--- START OF GIVEN DATA ---

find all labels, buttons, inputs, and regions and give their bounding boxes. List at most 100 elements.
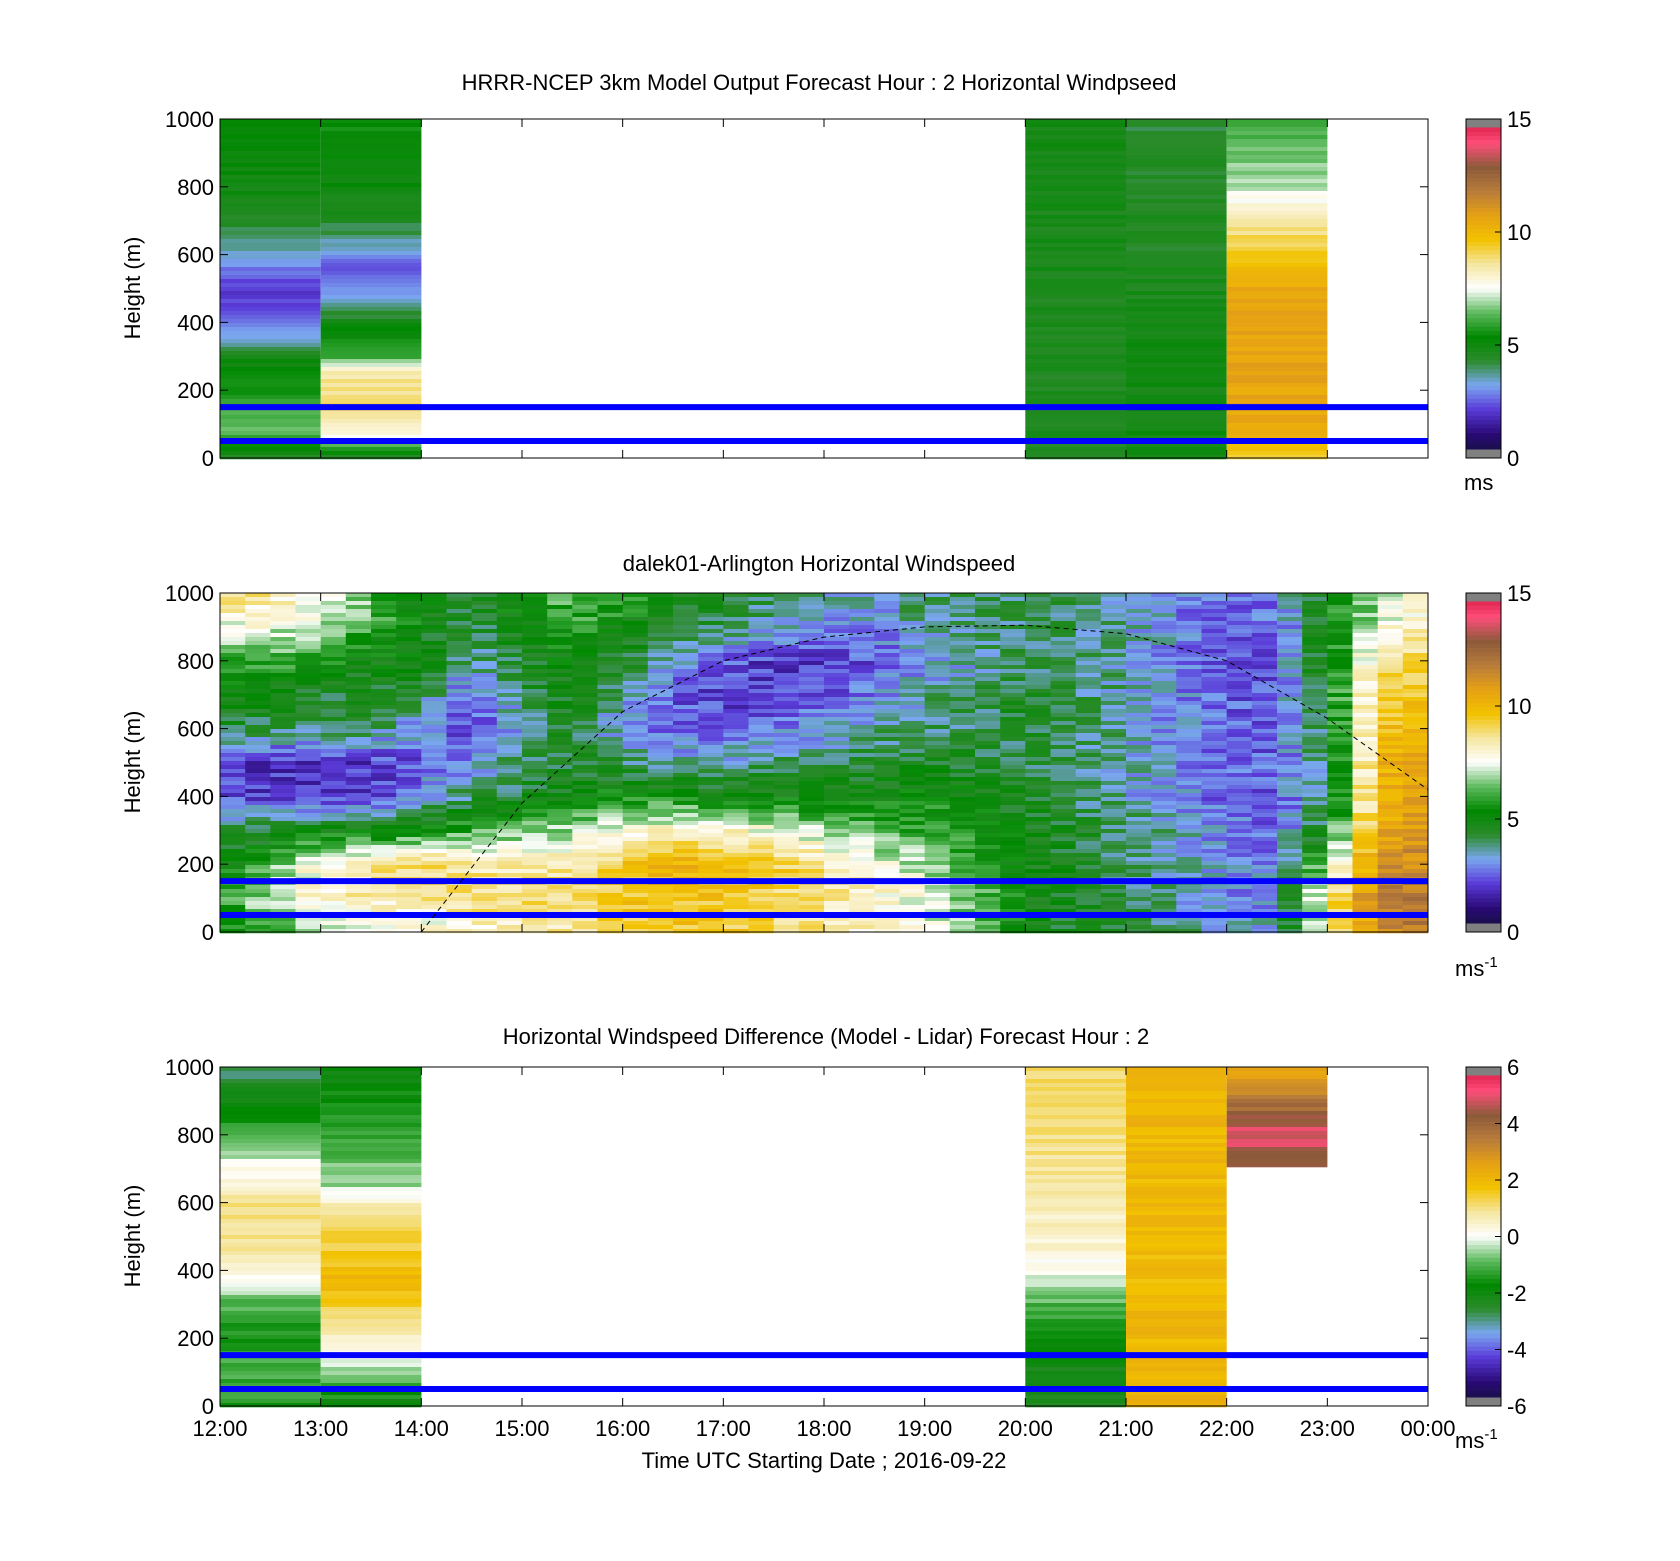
- heatmap-cell: [1226, 127, 1328, 132]
- heatmap-cell: [874, 853, 900, 858]
- heatmap-cell: [748, 897, 774, 902]
- heatmap-cell: [1327, 853, 1353, 858]
- heatmap-cell: [949, 921, 976, 926]
- heatmap-cell: [245, 705, 271, 710]
- heatmap-cell: [1126, 857, 1152, 862]
- heatmap-cell: [748, 889, 774, 894]
- heatmap-cell: [471, 917, 498, 922]
- heatmap-cell: [220, 283, 321, 288]
- heatmap-cell: [1025, 725, 1051, 730]
- heatmap-cell: [798, 893, 825, 898]
- heatmap-cell: [220, 155, 321, 160]
- heatmap-cell: [220, 1259, 321, 1264]
- heatmap-cell: [320, 1147, 422, 1152]
- heatmap-cell: [270, 761, 296, 766]
- heatmap-cell: [1151, 653, 1177, 658]
- heatmap-cell: [773, 813, 800, 818]
- heatmap-cell: [320, 1127, 422, 1132]
- heatmap-cell: [496, 825, 523, 830]
- heatmap-cell: [1201, 681, 1227, 686]
- heatmap-cell: [874, 837, 900, 842]
- heatmap-cell: [849, 697, 875, 702]
- heatmap-cell: [798, 821, 825, 826]
- heatmap-cell: [798, 805, 825, 810]
- heatmap-cell: [320, 215, 422, 220]
- heatmap-cell: [824, 805, 850, 810]
- heatmap-cell: [1377, 805, 1404, 810]
- heatmap-cell: [824, 833, 850, 838]
- heatmap-cell: [673, 917, 699, 922]
- heatmap-cell: [748, 665, 774, 670]
- heatmap-cell: [975, 925, 1001, 930]
- heatmap-cell: [1025, 773, 1051, 778]
- heatmap-cell: [496, 829, 523, 834]
- y-tick-label: 1000: [165, 107, 214, 132]
- heatmap-cell: [471, 733, 498, 738]
- heatmap-cell: [421, 653, 447, 658]
- heatmap-cell: [572, 825, 598, 830]
- heatmap-cell: [1176, 673, 1202, 678]
- heatmap-cell: [1025, 199, 1126, 204]
- heatmap-cell: [220, 1379, 321, 1384]
- heatmap-cell: [1025, 629, 1051, 634]
- heatmap-cell: [1377, 697, 1404, 702]
- heatmap-cell: [522, 593, 548, 598]
- heatmap-cell: [220, 339, 321, 344]
- heatmap-cell: [698, 625, 724, 630]
- heatmap-cell: [295, 745, 321, 750]
- heatmap-cell: [220, 159, 321, 164]
- heatmap-cell: [421, 757, 447, 762]
- heatmap-cell: [1201, 641, 1227, 646]
- heatmap-cell: [1075, 713, 1102, 718]
- heatmap-cell: [371, 901, 397, 906]
- heatmap-cell: [698, 905, 724, 910]
- heatmap-cell: [1251, 857, 1278, 862]
- heatmap-cell: [1075, 849, 1102, 854]
- heatmap-cell: [1226, 789, 1253, 794]
- heatmap-cell: [547, 905, 573, 910]
- heatmap-cell: [220, 1179, 321, 1184]
- heatmap-cell: [1000, 709, 1026, 714]
- heatmap-cell: [270, 777, 296, 782]
- heatmap-cell: [1402, 609, 1429, 614]
- heatmap-cell: [1176, 645, 1202, 650]
- heatmap-cell: [245, 697, 271, 702]
- heatmap-cell: [295, 717, 321, 722]
- heatmap-cell: [1402, 597, 1429, 602]
- heatmap-cell: [1025, 1211, 1126, 1216]
- heatmap-cell: [673, 849, 699, 854]
- heatmap-cell: [1352, 829, 1378, 834]
- heatmap-cell: [748, 761, 774, 766]
- heatmap-cell: [597, 593, 623, 598]
- heatmap-cell: [1402, 725, 1429, 730]
- heatmap-cell: [1377, 593, 1404, 598]
- heatmap-cell: [320, 789, 347, 794]
- heatmap-cell: [1126, 665, 1152, 670]
- heatmap-cell: [295, 665, 321, 670]
- heatmap-cell: [220, 801, 246, 806]
- heatmap-cell: [899, 773, 925, 778]
- heatmap-cell: [1201, 645, 1227, 650]
- heatmap-cell: [723, 593, 749, 598]
- heatmap-cell: [1075, 601, 1102, 606]
- heatmap-cell: [522, 861, 548, 866]
- heatmap-cell: [220, 1399, 321, 1404]
- heatmap-cell: [1251, 801, 1278, 806]
- heatmap-cell: [1025, 1111, 1126, 1116]
- heatmap-cell: [1176, 809, 1202, 814]
- heatmap-cell: [320, 199, 422, 204]
- heatmap-cell: [647, 885, 674, 890]
- heatmap-cell: [1327, 757, 1353, 762]
- heatmap-cell: [1251, 781, 1278, 786]
- heatmap-cell: [622, 733, 649, 738]
- heatmap-cell: [1251, 593, 1278, 598]
- heatmap-cell: [1151, 833, 1177, 838]
- heatmap-cell: [949, 721, 976, 726]
- heatmap-cell: [371, 665, 397, 670]
- heatmap-cell: [345, 601, 372, 606]
- colorbar-segment: [1466, 271, 1501, 277]
- heatmap-cell: [1075, 725, 1102, 730]
- heatmap-cell: [270, 637, 296, 642]
- heatmap-cell: [1352, 605, 1378, 610]
- heatmap-cell: [1000, 725, 1026, 730]
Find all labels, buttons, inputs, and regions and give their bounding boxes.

--- END OF GIVEN DATA ---

_BRIEF_. Put the lines of the material from the one containing "- heatmap-cell: [1226, 127, 1328, 132]" through the one containing "- heatmap-cell: [748, 889, 774, 894]", both included, into a numbered list, omitting any blank lines.

_TASK ANSWER_.
1. - heatmap-cell: [1226, 127, 1328, 132]
2. - heatmap-cell: [874, 853, 900, 858]
3. - heatmap-cell: [748, 897, 774, 902]
4. - heatmap-cell: [1327, 853, 1353, 858]
5. - heatmap-cell: [949, 921, 976, 926]
6. - heatmap-cell: [245, 705, 271, 710]
7. - heatmap-cell: [1126, 857, 1152, 862]
8. - heatmap-cell: [748, 889, 774, 894]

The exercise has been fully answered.